OBJECTIVE =
Give the listing below again in full, exactly as written.

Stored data
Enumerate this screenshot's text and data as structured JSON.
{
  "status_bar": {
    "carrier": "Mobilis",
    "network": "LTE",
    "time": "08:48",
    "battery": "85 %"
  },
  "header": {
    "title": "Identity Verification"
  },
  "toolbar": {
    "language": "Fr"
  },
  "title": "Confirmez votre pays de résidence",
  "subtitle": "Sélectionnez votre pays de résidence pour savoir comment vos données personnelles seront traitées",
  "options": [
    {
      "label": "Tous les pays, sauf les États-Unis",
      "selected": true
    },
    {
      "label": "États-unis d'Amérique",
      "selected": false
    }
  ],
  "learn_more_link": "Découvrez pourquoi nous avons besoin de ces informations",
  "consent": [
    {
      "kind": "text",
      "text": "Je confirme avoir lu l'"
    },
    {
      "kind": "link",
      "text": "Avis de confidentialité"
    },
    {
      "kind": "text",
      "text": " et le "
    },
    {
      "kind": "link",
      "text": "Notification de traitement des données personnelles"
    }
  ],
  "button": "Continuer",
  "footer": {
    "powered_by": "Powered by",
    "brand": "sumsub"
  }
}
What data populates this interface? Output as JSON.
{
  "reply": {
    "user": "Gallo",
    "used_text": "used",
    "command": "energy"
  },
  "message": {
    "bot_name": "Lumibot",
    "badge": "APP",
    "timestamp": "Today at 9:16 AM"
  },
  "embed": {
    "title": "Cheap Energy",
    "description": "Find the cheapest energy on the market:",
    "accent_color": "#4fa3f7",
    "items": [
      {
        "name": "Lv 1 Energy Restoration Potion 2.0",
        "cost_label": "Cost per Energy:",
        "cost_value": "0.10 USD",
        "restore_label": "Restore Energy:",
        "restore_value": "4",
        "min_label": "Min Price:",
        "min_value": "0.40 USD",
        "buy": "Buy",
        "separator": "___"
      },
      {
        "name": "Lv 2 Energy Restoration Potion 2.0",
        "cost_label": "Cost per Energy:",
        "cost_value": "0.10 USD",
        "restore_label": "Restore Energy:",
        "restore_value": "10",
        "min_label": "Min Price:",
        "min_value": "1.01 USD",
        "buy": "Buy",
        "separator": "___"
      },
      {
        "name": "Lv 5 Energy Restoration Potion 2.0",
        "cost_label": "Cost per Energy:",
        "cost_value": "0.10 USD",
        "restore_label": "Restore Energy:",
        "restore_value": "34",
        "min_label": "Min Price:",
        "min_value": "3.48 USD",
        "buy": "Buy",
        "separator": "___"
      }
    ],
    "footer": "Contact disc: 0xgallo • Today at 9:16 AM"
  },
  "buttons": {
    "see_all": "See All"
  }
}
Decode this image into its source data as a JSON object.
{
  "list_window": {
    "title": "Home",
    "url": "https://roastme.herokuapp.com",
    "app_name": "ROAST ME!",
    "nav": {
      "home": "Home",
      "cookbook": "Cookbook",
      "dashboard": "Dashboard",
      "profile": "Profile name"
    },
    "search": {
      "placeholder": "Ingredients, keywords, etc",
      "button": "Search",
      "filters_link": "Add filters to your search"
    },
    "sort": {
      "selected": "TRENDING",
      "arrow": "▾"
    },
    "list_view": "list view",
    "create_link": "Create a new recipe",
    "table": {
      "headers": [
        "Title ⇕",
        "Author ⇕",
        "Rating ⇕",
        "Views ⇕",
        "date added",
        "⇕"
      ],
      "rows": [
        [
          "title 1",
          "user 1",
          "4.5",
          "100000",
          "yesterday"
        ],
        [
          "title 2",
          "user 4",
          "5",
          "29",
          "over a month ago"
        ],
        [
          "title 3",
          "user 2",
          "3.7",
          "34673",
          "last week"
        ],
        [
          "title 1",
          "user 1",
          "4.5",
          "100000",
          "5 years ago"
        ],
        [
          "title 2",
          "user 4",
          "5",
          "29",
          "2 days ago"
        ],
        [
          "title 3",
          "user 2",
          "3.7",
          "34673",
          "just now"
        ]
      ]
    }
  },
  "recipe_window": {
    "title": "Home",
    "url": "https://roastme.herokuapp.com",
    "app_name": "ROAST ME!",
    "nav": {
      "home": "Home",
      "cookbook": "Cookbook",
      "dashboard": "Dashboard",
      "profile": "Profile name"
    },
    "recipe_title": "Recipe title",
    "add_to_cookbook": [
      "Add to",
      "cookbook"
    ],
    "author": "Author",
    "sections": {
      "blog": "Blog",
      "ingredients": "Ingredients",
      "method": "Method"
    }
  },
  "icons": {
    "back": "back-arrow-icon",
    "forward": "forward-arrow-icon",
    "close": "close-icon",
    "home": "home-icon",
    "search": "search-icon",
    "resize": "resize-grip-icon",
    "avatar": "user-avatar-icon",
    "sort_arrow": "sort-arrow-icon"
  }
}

TASK RESULT =
Enumerate this screenshot's text and data as structured JSON.
{
  "status_bar": {
    "carrier": "Mobilis",
    "network": "LTE",
    "time": "08:48",
    "battery": "85 %"
  },
  "header": {
    "title": "Identity Verification"
  },
  "toolbar": {
    "language": "Fr"
  },
  "title": "Confirmez votre pays de résidence",
  "subtitle": "Sélectionnez votre pays de résidence pour savoir comment vos données personnelles seront traitées",
  "options": [
    {
      "label": "Tous les pays, sauf les États-Unis",
      "selected": true
    },
    {
      "label": "États-unis d'Amérique",
      "selected": false
    }
  ],
  "learn_more_link": "Découvrez pourquoi nous avons besoin de ces informations",
  "consent": [
    {
      "kind": "text",
      "text": "Je confirme avoir lu l'"
    },
    {
      "kind": "link",
      "text": "Avis de confidentialité"
    },
    {
      "kind": "text",
      "text": " et le "
    },
    {
      "kind": "link",
      "text": "Notification de traitement des données personnelles"
    }
  ],
  "button": "Continuer",
  "footer": {
    "powered_by": "Powered by",
    "brand": "sumsub"
  }
}
What data populates this interface? Output as JSON.
{
  "reply": {
    "user": "Gallo",
    "used_text": "used",
    "command": "energy"
  },
  "message": {
    "bot_name": "Lumibot",
    "badge": "APP",
    "timestamp": "Today at 9:16 AM"
  },
  "embed": {
    "title": "Cheap Energy",
    "description": "Find the cheapest energy on the market:",
    "accent_color": "#4fa3f7",
    "items": [
      {
        "name": "Lv 1 Energy Restoration Potion 2.0",
        "cost_label": "Cost per Energy:",
        "cost_value": "0.10 USD",
        "restore_label": "Restore Energy:",
        "restore_value": "4",
        "min_label": "Min Price:",
        "min_value": "0.40 USD",
        "buy": "Buy",
        "separator": "___"
      },
      {
        "name": "Lv 2 Energy Restoration Potion 2.0",
        "cost_label": "Cost per Energy:",
        "cost_value": "0.10 USD",
        "restore_label": "Restore Energy:",
        "restore_value": "10",
        "min_label": "Min Price:",
        "min_value": "1.01 USD",
        "buy": "Buy",
        "separator": "___"
      },
      {
        "name": "Lv 5 Energy Restoration Potion 2.0",
        "cost_label": "Cost per Energy:",
        "cost_value": "0.10 USD",
        "restore_label": "Restore Energy:",
        "restore_value": "34",
        "min_label": "Min Price:",
        "min_value": "3.48 USD",
        "buy": "Buy",
        "separator": "___"
      }
    ],
    "footer": "Contact disc: 0xgallo • Today at 9:16 AM"
  },
  "buttons": {
    "see_all": "See All"
  }
}
Decode this image into its source data as a JSON object.
{
  "list_window": {
    "title": "Home",
    "url": "https://roastme.herokuapp.com",
    "app_name": "ROAST ME!",
    "nav": {
      "home": "Home",
      "cookbook": "Cookbook",
      "dashboard": "Dashboard",
      "profile": "Profile name"
    },
    "search": {
      "placeholder": "Ingredients, keywords, etc",
      "button": "Search",
      "filters_link": "Add filters to your search"
    },
    "sort": {
      "selected": "TRENDING",
      "arrow": "▾"
    },
    "list_view": "list view",
    "create_link": "Create a new recipe",
    "table": {
      "headers": [
        "Title ⇕",
        "Author ⇕",
        "Rating ⇕",
        "Views ⇕",
        "date added",
        "⇕"
      ],
      "rows": [
        [
          "title 1",
          "user 1",
          "4.5",
          "100000",
          "yesterday"
        ],
        [
          "title 2",
          "user 4",
          "5",
          "29",
          "over a month ago"
        ],
        [
          "title 3",
          "user 2",
          "3.7",
          "34673",
          "last week"
        ],
        [
          "title 1",
          "user 1",
          "4.5",
          "100000",
          "5 years ago"
        ],
        [
          "title 2",
          "user 4",
          "5",
          "29",
          "2 days ago"
        ],
        [
          "title 3",
          "user 2",
          "3.7",
          "34673",
          "just now"
        ]
      ]
    }
  },
  "recipe_window": {
    "title": "Home",
    "url": "https://roastme.herokuapp.com",
    "app_name": "ROAST ME!",
    "nav": {
      "home": "Home",
      "cookbook": "Cookbook",
      "dashboard": "Dashboard",
      "profile": "Profile name"
    },
    "recipe_title": "Recipe title",
    "add_to_cookbook": [
      "Add to",
      "cookbook"
    ],
    "author": "Author",
    "sections": {
      "blog": "Blog",
      "ingredients": "Ingredients",
      "method": "Method"
    }
  },
  "icons": {
    "back": "back-arrow-icon",
    "forward": "forward-arrow-icon",
    "close": "close-icon",
    "home": "home-icon",
    "search": "search-icon",
    "resize": "resize-grip-icon",
    "avatar": "user-avatar-icon",
    "sort_arrow": "sort-arrow-icon"
  }
}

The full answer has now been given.